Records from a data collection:
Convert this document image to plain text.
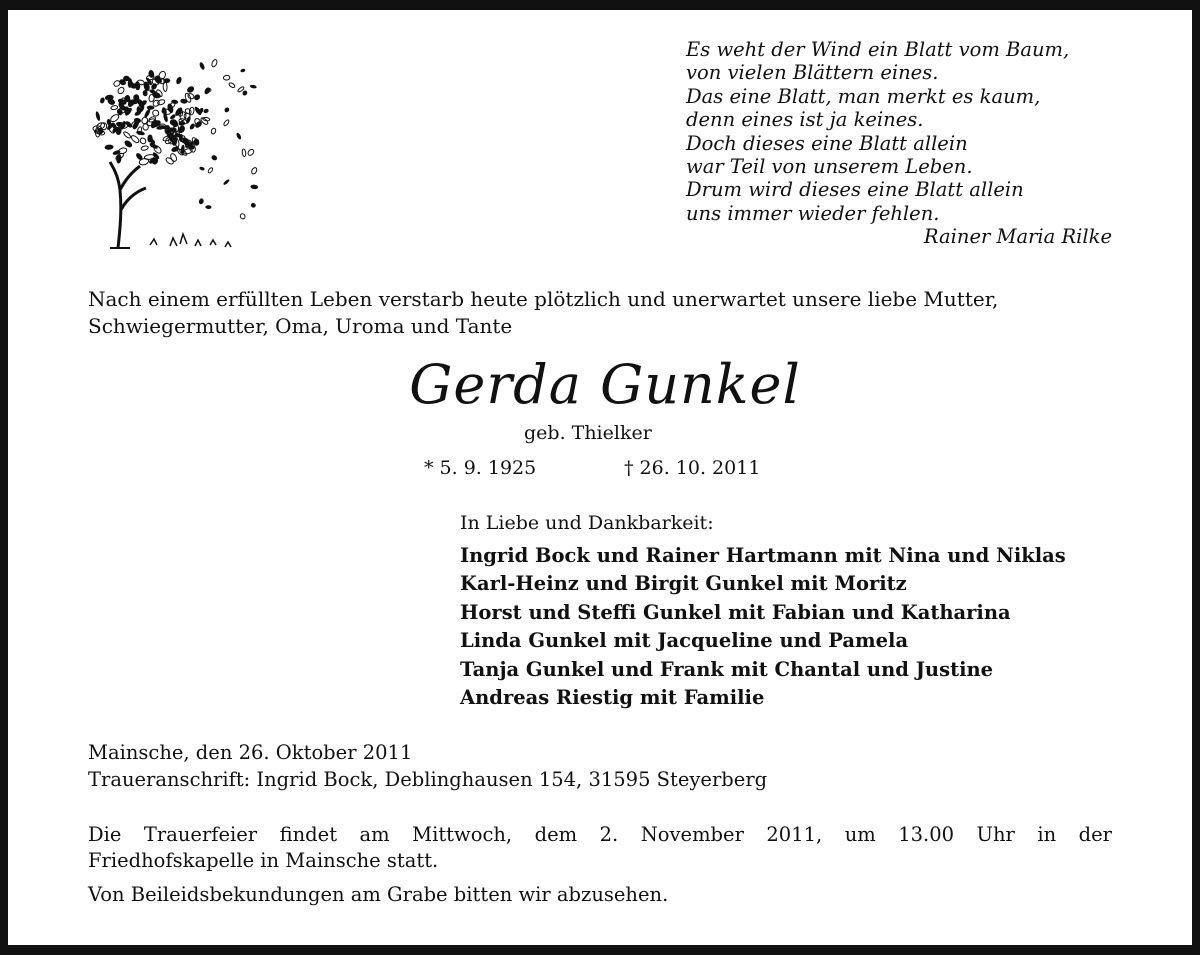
Es weht der Wind ein Blatt vom Baum,
von vielen Blättern eines.
Das eine Blatt, man merkt es kaum,
denn eines ist ja keines.
Doch dieses eine Blatt allein
war Teil von unserem Leben.
Drum wird dieses eine Blatt allein
uns immer wieder fehlen.
Rainer Maria Rilke
Nach einem erfüllten Leben verstarb heute plötzlich und unerwartet unsere liebe Mutter,
Schwiegermutter, Oma, Uroma und Tante
Gerda Gunkel
geb. Thielker
* 5. 9. 1925	† 26. 10. 2011
In Liebe und Dankbarkeit:
Ingrid Bock und Rainer Hartmann mit Nina und Niklas
Karl-Heinz und Birgit Gunkel mit Moritz
Horst und Steffi Gunkel mit Fabian und Katharina
Linda Gunkel mit Jacqueline und Pamela
Tanja Gunkel und Frank mit Chantal und Justine
Andreas Riestig mit Familie
Mainsche, den 26. Oktober 2011
Traueranschrift: Ingrid Bock, Deblinghausen 154, 31595 Steyerberg
Die Trauerfeier findet am Mittwoch, dem 2. November 2011, um 13.00 Uhr in der
Friedhofskapelle in Mainsche statt.
Von Beileidsbekundungen am Grabe bitten wir abzusehen.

• Work to be completed
Among the lines above, count those containing the word "Blatt" and give nothing but the result.

• Output
4